start
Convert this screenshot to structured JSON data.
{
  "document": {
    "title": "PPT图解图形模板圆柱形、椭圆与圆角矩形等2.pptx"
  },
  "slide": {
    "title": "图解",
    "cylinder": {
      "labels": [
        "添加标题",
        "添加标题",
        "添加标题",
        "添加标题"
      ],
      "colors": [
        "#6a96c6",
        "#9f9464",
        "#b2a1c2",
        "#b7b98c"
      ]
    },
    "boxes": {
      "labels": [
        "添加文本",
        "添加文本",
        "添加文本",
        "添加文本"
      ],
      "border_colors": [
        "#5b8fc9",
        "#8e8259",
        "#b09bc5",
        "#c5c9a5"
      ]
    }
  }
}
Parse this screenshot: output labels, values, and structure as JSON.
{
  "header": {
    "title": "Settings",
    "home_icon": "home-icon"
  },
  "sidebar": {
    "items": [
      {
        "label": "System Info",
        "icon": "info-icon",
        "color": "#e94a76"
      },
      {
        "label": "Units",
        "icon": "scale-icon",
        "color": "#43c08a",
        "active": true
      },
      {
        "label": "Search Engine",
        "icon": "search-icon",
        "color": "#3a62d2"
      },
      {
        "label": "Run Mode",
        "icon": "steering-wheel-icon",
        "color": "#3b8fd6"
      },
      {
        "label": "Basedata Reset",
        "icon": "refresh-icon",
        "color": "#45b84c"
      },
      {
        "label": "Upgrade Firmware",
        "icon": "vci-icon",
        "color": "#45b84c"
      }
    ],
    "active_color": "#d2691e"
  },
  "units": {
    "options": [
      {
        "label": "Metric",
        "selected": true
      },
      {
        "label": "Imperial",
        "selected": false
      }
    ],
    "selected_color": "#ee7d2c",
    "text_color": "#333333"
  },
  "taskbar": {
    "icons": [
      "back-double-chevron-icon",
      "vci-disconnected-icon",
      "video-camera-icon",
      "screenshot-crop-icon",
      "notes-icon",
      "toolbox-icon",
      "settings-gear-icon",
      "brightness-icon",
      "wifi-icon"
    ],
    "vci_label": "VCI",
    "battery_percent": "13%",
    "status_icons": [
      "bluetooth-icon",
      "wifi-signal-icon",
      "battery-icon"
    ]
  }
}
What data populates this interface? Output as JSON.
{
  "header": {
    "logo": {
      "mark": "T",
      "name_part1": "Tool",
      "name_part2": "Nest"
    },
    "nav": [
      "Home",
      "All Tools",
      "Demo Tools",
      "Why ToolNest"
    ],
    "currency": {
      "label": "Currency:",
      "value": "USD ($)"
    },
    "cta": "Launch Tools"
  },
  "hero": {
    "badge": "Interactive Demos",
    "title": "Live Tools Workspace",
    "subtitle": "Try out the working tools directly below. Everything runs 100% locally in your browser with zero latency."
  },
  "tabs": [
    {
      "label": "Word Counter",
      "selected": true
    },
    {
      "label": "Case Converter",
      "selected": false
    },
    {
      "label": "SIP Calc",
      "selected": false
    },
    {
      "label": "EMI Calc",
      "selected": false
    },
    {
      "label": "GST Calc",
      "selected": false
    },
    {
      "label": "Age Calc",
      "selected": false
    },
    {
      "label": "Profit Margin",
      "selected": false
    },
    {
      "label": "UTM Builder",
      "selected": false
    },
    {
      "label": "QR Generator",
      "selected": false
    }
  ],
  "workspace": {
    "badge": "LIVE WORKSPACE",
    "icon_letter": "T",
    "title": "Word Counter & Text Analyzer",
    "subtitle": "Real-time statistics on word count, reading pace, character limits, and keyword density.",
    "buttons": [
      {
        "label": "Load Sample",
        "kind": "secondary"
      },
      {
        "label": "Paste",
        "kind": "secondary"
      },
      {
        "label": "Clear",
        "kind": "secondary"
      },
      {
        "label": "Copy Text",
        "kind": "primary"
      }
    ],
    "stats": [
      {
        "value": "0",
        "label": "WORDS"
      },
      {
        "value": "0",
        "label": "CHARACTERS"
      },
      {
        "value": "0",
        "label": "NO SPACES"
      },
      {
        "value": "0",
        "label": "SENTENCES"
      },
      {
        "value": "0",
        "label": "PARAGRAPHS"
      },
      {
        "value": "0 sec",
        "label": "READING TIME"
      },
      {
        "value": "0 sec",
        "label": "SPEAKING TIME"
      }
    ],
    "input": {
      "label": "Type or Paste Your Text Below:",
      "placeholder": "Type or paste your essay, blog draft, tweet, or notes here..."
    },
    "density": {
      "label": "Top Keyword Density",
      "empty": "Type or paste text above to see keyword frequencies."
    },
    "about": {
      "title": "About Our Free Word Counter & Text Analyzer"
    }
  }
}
end
## TASK DETAILS
Identify and copy all lines with the word "screenshot".

## SOLUTION TO THIS EXERCISE
Convert this screenshot to structured JSON data.
Parse this screenshot: output labels, values, and structure as JSON.
      "screenshot-crop-icon",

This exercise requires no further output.